┌─ Dataset records

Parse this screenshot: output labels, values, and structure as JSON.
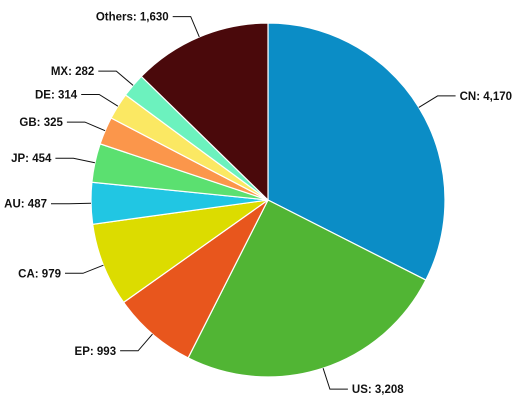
{
  "chart_data": {
    "type": "pie",
    "title": "",
    "start_angle_deg": 0,
    "direction": "clockwise",
    "slices": [
      {
        "label": "CN",
        "value": 4170,
        "display": "CN: 4,170",
        "color": "#0b8dc6",
        "label_side": "right"
      },
      {
        "label": "US",
        "value": 3208,
        "display": "US: 3,208",
        "color": "#51b534",
        "label_side": "right"
      },
      {
        "label": "EP",
        "value": 993,
        "display": "EP: 993",
        "color": "#e8561d",
        "label_side": "left"
      },
      {
        "label": "CA",
        "value": 979,
        "display": "CA: 979",
        "color": "#dcdc00",
        "label_side": "left"
      },
      {
        "label": "AU",
        "value": 487,
        "display": "AU: 487",
        "color": "#21c6e3",
        "label_side": "left"
      },
      {
        "label": "JP",
        "value": 454,
        "display": "JP: 454",
        "color": "#5be070",
        "label_side": "left"
      },
      {
        "label": "GB",
        "value": 325,
        "display": "GB: 325",
        "color": "#fb964b",
        "label_side": "left"
      },
      {
        "label": "DE",
        "value": 314,
        "display": "DE: 314",
        "color": "#fbe863",
        "label_side": "left"
      },
      {
        "label": "MX",
        "value": 282,
        "display": "MX: 282",
        "color": "#6cf2be",
        "label_side": "left"
      },
      {
        "label": "Others",
        "value": 1630,
        "display": "Others: 1,630",
        "color": "#4a090b",
        "label_side": "left"
      }
    ]
  }
}
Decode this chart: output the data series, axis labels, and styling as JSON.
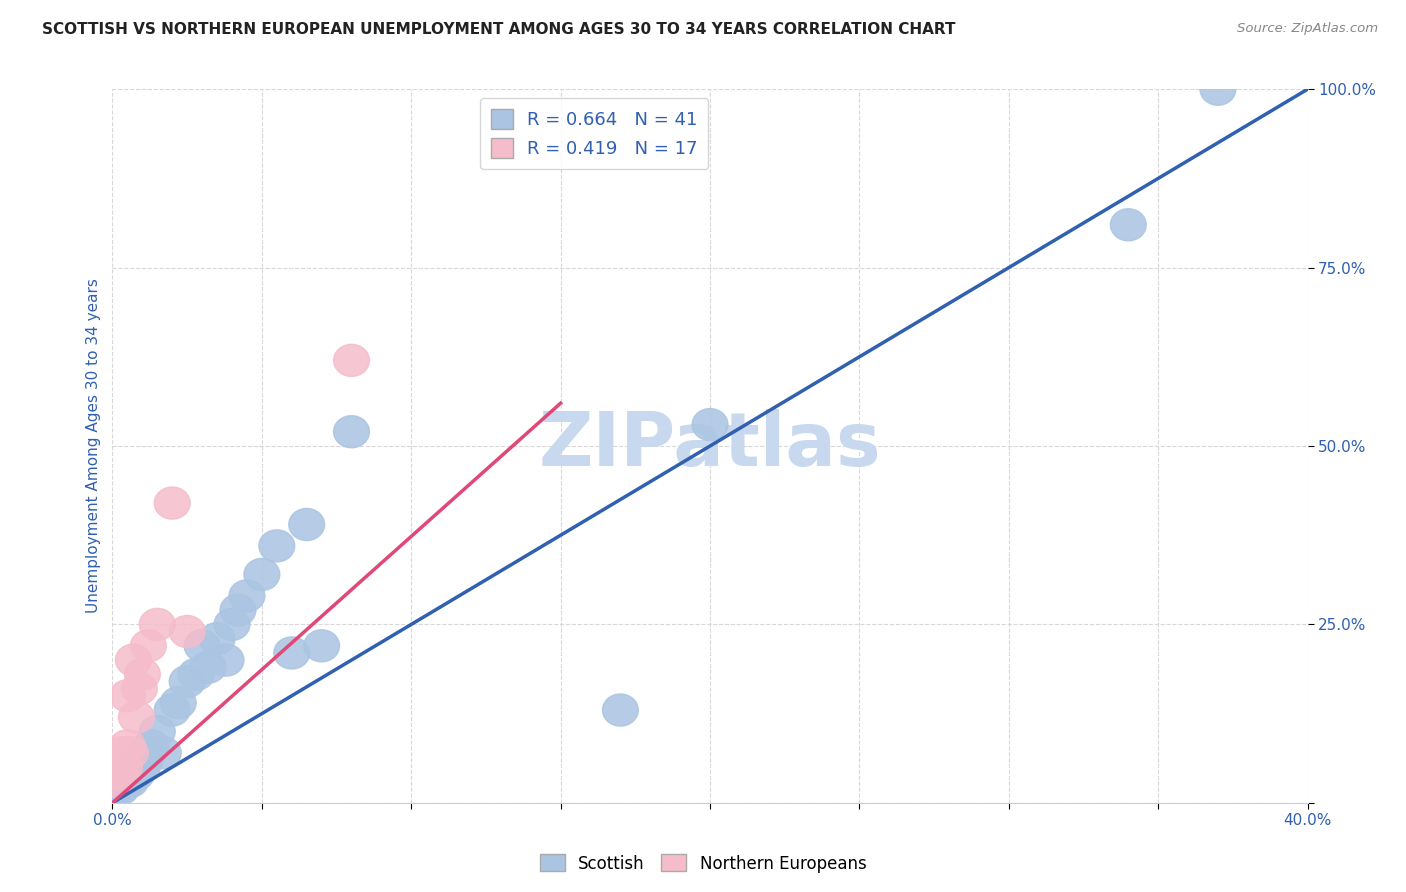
{
  "title": "SCOTTISH VS NORTHERN EUROPEAN UNEMPLOYMENT AMONG AGES 30 TO 34 YEARS CORRELATION CHART",
  "source": "Source: ZipAtlas.com",
  "ylabel": "Unemployment Among Ages 30 to 34 years",
  "xlim": [
    0,
    0.4
  ],
  "ylim": [
    0,
    1.0
  ],
  "xticks": [
    0.0,
    0.05,
    0.1,
    0.15,
    0.2,
    0.25,
    0.3,
    0.35,
    0.4
  ],
  "yticks": [
    0.0,
    0.25,
    0.5,
    0.75,
    1.0
  ],
  "scottish_R": 0.664,
  "scottish_N": 41,
  "northern_R": 0.419,
  "northern_N": 17,
  "scottish_color": "#aac4e2",
  "northern_color": "#f5bccb",
  "scottish_line_color": "#3060b0",
  "northern_line_color": "#e04878",
  "legend_label_scottish": "Scottish",
  "legend_label_northern": "Northern Europeans",
  "scottish_x": [
    0.001,
    0.002,
    0.002,
    0.003,
    0.003,
    0.004,
    0.004,
    0.005,
    0.005,
    0.006,
    0.006,
    0.007,
    0.008,
    0.009,
    0.01,
    0.011,
    0.012,
    0.013,
    0.015,
    0.017,
    0.02,
    0.022,
    0.025,
    0.028,
    0.03,
    0.032,
    0.035,
    0.038,
    0.04,
    0.042,
    0.045,
    0.05,
    0.055,
    0.06,
    0.065,
    0.07,
    0.08,
    0.17,
    0.2,
    0.34,
    0.37
  ],
  "scottish_y": [
    0.02,
    0.02,
    0.03,
    0.02,
    0.03,
    0.03,
    0.04,
    0.03,
    0.04,
    0.03,
    0.05,
    0.04,
    0.04,
    0.05,
    0.05,
    0.06,
    0.07,
    0.08,
    0.1,
    0.07,
    0.13,
    0.14,
    0.17,
    0.18,
    0.22,
    0.19,
    0.23,
    0.2,
    0.25,
    0.27,
    0.29,
    0.32,
    0.36,
    0.21,
    0.39,
    0.22,
    0.52,
    0.13,
    0.53,
    0.81,
    1.0
  ],
  "northern_x": [
    0.001,
    0.002,
    0.003,
    0.003,
    0.004,
    0.005,
    0.005,
    0.006,
    0.007,
    0.008,
    0.009,
    0.01,
    0.012,
    0.015,
    0.02,
    0.025,
    0.08
  ],
  "northern_y": [
    0.03,
    0.05,
    0.04,
    0.07,
    0.05,
    0.08,
    0.15,
    0.07,
    0.2,
    0.12,
    0.16,
    0.18,
    0.22,
    0.25,
    0.42,
    0.24,
    0.62
  ],
  "scottish_line_x0": 0.0,
  "scottish_line_y0": 0.0,
  "scottish_line_x1": 0.4,
  "scottish_line_y1": 1.0,
  "northern_line_x0": 0.0,
  "northern_line_y0": 0.0,
  "northern_line_x1": 0.15,
  "northern_line_y1": 0.56,
  "diag_line_x0": 0.0,
  "diag_line_y0": 0.0,
  "diag_line_x1": 0.4,
  "diag_line_y1": 1.0,
  "background_color": "#ffffff",
  "grid_color": "#d8d8d8",
  "title_color": "#222222",
  "tick_label_color": "#3060b0",
  "watermark": "ZIPatlas",
  "watermark_color": "#c8d8ee"
}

└─

**What you will do**:
Make an exact copy of the listing above. Do not include the pictures.

**Solution to this exercise**:
Parse this screenshot: output labels, values, and structure as JSON.
{
  "chart_data": {
    "type": "pie",
    "title": "",
    "start_angle_deg": 0,
    "direction": "clockwise",
    "slices": [
      {
        "label": "CN",
        "value": 4170,
        "display": "CN: 4,170",
        "color": "#0b8dc6",
        "label_side": "right"
      },
      {
        "label": "US",
        "value": 3208,
        "display": "US: 3,208",
        "color": "#51b534",
        "label_side": "right"
      },
      {
        "label": "EP",
        "value": 993,
        "display": "EP: 993",
        "color": "#e8561d",
        "label_side": "left"
      },
      {
        "label": "CA",
        "value": 979,
        "display": "CA: 979",
        "color": "#dcdc00",
        "label_side": "left"
      },
      {
        "label": "AU",
        "value": 487,
        "display": "AU: 487",
        "color": "#21c6e3",
        "label_side": "left"
      },
      {
        "label": "JP",
        "value": 454,
        "display": "JP: 454",
        "color": "#5be070",
        "label_side": "left"
      },
      {
        "label": "GB",
        "value": 325,
        "display": "GB: 325",
        "color": "#fb964b",
        "label_side": "left"
      },
      {
        "label": "DE",
        "value": 314,
        "display": "DE: 314",
        "color": "#fbe863",
        "label_side": "left"
      },
      {
        "label": "MX",
        "value": 282,
        "display": "MX: 282",
        "color": "#6cf2be",
        "label_side": "left"
      },
      {
        "label": "Others",
        "value": 1630,
        "display": "Others: 1,630",
        "color": "#4a090b",
        "label_side": "left"
      }
    ]
  }
}
Decode this chart: output the data series, axis labels, and styling as JSON.
{
  "title": "SCOTTISH VS NORTHERN EUROPEAN UNEMPLOYMENT AMONG AGES 30 TO 34 YEARS CORRELATION CHART",
  "source": "Source: ZipAtlas.com",
  "ylabel": "Unemployment Among Ages 30 to 34 years",
  "xlim": [
    0,
    0.4
  ],
  "ylim": [
    0,
    1.0
  ],
  "xticks": [
    0.0,
    0.05,
    0.1,
    0.15,
    0.2,
    0.25,
    0.3,
    0.35,
    0.4
  ],
  "yticks": [
    0.0,
    0.25,
    0.5,
    0.75,
    1.0
  ],
  "scottish_R": 0.664,
  "scottish_N": 41,
  "northern_R": 0.419,
  "northern_N": 17,
  "scottish_color": "#aac4e2",
  "northern_color": "#f5bccb",
  "scottish_line_color": "#3060b0",
  "northern_line_color": "#e04878",
  "legend_label_scottish": "Scottish",
  "legend_label_northern": "Northern Europeans",
  "scottish_x": [
    0.001,
    0.002,
    0.002,
    0.003,
    0.003,
    0.004,
    0.004,
    0.005,
    0.005,
    0.006,
    0.006,
    0.007,
    0.008,
    0.009,
    0.01,
    0.011,
    0.012,
    0.013,
    0.015,
    0.017,
    0.02,
    0.022,
    0.025,
    0.028,
    0.03,
    0.032,
    0.035,
    0.038,
    0.04,
    0.042,
    0.045,
    0.05,
    0.055,
    0.06,
    0.065,
    0.07,
    0.08,
    0.17,
    0.2,
    0.34,
    0.37
  ],
  "scottish_y": [
    0.02,
    0.02,
    0.03,
    0.02,
    0.03,
    0.03,
    0.04,
    0.03,
    0.04,
    0.03,
    0.05,
    0.04,
    0.04,
    0.05,
    0.05,
    0.06,
    0.07,
    0.08,
    0.1,
    0.07,
    0.13,
    0.14,
    0.17,
    0.18,
    0.22,
    0.19,
    0.23,
    0.2,
    0.25,
    0.27,
    0.29,
    0.32,
    0.36,
    0.21,
    0.39,
    0.22,
    0.52,
    0.13,
    0.53,
    0.81,
    1.0
  ],
  "northern_x": [
    0.001,
    0.002,
    0.003,
    0.003,
    0.004,
    0.005,
    0.005,
    0.006,
    0.007,
    0.008,
    0.009,
    0.01,
    0.012,
    0.015,
    0.02,
    0.025,
    0.08
  ],
  "northern_y": [
    0.03,
    0.05,
    0.04,
    0.07,
    0.05,
    0.08,
    0.15,
    0.07,
    0.2,
    0.12,
    0.16,
    0.18,
    0.22,
    0.25,
    0.42,
    0.24,
    0.62
  ],
  "scottish_line_x0": 0.0,
  "scottish_line_y0": 0.0,
  "scottish_line_x1": 0.4,
  "scottish_line_y1": 1.0,
  "northern_line_x0": 0.0,
  "northern_line_y0": 0.0,
  "northern_line_x1": 0.15,
  "northern_line_y1": 0.56,
  "diag_line_x0": 0.0,
  "diag_line_y0": 0.0,
  "diag_line_x1": 0.4,
  "diag_line_y1": 1.0,
  "background_color": "#ffffff",
  "grid_color": "#d8d8d8",
  "title_color": "#222222",
  "tick_label_color": "#3060b0",
  "watermark": "ZIPatlas",
  "watermark_color": "#c8d8ee"
}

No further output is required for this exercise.